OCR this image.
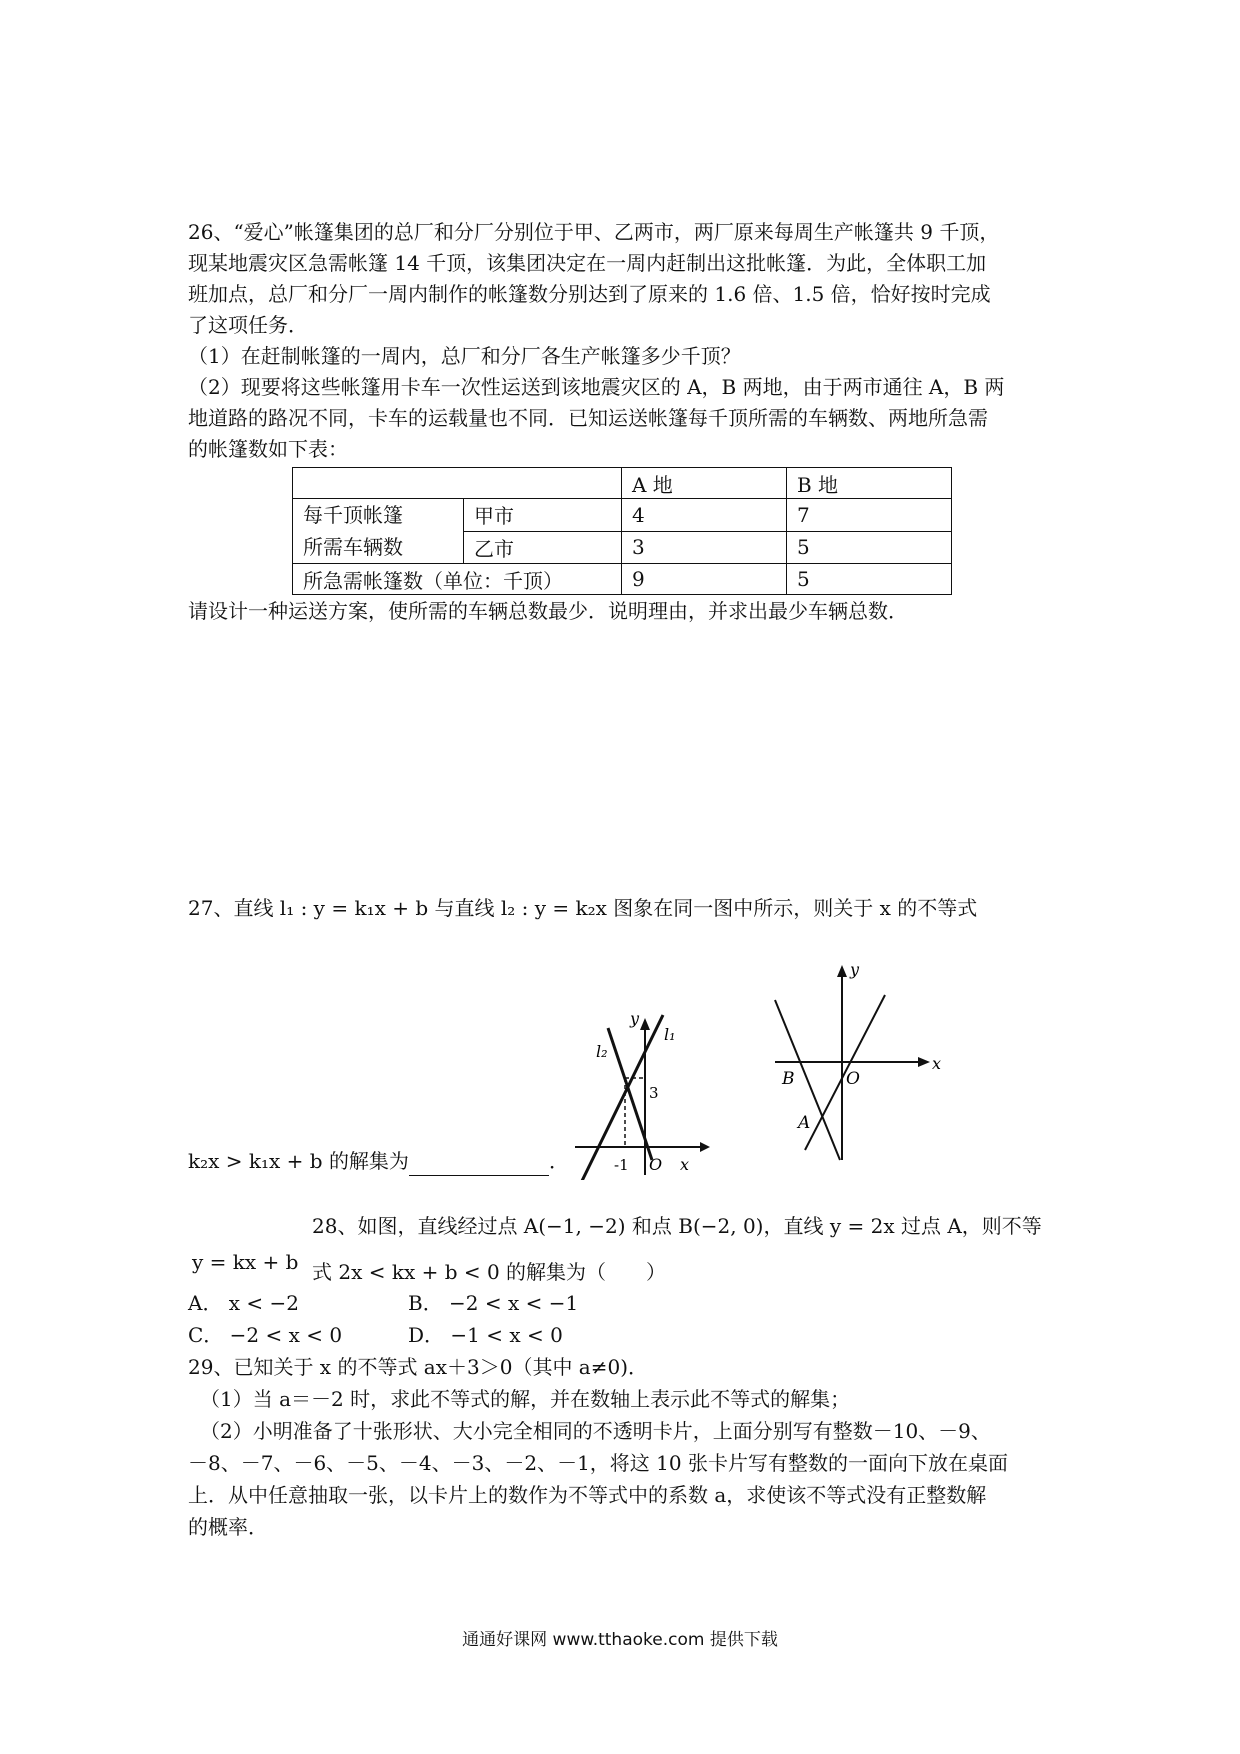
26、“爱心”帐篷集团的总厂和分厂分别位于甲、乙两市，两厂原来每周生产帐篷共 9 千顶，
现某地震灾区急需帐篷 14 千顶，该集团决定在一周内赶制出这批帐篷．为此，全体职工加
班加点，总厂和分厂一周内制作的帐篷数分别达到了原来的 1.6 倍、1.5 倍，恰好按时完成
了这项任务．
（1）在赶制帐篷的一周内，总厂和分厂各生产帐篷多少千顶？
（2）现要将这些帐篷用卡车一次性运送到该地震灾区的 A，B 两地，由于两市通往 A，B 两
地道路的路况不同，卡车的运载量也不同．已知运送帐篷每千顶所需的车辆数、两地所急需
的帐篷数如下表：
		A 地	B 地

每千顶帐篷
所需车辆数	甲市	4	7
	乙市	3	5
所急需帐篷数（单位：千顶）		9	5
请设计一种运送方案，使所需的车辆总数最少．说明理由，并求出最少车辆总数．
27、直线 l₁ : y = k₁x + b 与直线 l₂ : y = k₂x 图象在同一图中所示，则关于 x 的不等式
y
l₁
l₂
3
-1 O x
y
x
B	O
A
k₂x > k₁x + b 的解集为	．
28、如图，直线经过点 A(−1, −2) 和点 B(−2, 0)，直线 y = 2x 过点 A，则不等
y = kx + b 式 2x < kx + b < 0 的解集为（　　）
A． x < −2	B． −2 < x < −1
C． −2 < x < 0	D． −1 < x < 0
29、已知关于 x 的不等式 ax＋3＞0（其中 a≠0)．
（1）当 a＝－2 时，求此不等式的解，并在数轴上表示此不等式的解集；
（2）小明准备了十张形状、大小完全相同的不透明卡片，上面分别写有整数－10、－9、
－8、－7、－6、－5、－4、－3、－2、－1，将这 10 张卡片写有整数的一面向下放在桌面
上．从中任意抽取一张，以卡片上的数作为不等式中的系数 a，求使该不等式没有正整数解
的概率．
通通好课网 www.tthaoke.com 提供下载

☆ ☆ ☆ ☆ ☆ ☆ ☆

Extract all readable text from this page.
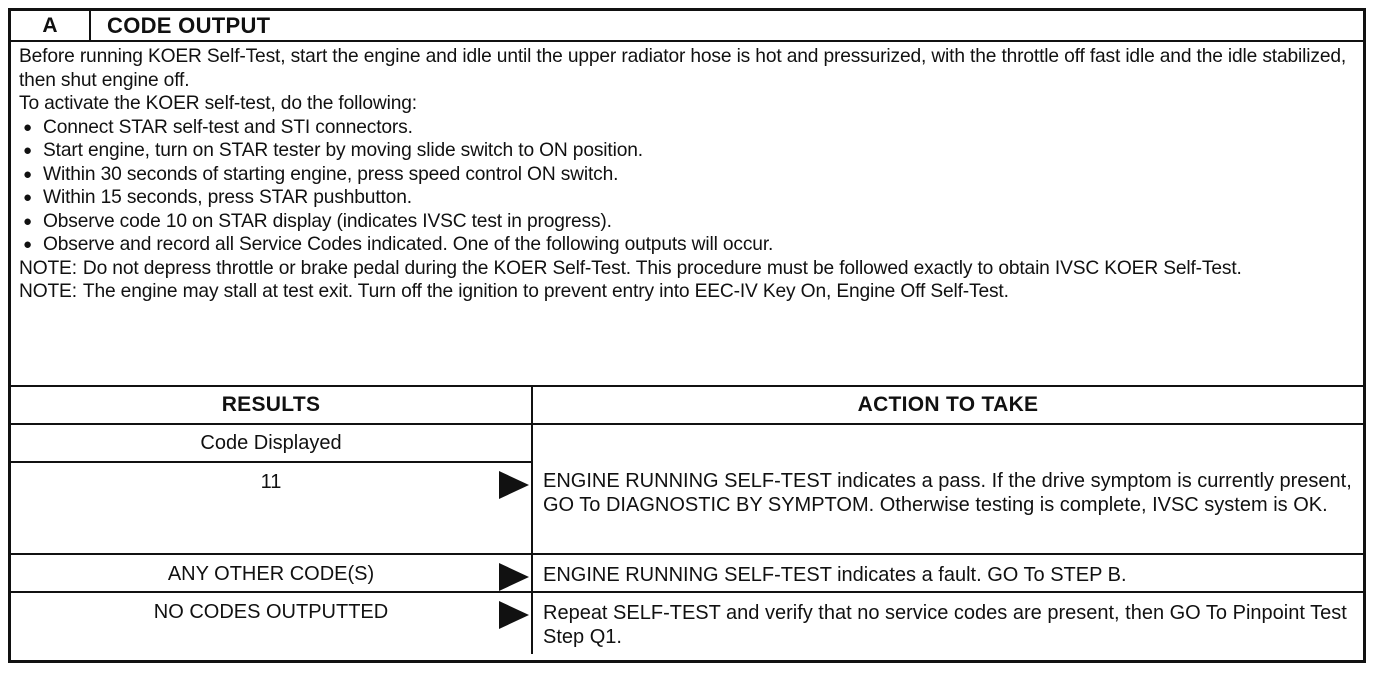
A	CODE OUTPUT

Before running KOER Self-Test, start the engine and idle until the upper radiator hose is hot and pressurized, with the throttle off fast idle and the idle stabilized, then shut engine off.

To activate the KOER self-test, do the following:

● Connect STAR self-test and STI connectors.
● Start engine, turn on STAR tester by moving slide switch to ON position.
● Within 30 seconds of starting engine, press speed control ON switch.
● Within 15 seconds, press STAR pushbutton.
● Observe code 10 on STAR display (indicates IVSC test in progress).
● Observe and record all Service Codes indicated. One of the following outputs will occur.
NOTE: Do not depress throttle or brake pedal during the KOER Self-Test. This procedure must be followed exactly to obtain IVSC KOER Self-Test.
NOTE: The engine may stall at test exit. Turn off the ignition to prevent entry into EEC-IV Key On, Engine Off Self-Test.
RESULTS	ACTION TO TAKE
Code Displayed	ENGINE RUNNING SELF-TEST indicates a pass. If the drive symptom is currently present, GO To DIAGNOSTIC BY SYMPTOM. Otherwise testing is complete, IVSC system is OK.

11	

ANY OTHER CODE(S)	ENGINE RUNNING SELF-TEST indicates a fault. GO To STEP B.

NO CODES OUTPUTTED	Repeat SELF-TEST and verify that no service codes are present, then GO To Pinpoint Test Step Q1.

☆ ☆ ☆ ☆ ☆ ☆ ☆

GIVEN INSTRUCTION:
Wherever "Within" shows up in a line, copy that line.

WRITTEN ANSWER:
● Within 30 seconds of starting engine, press speed control ON switch.
● Within 15 seconds, press STAR pushbutton.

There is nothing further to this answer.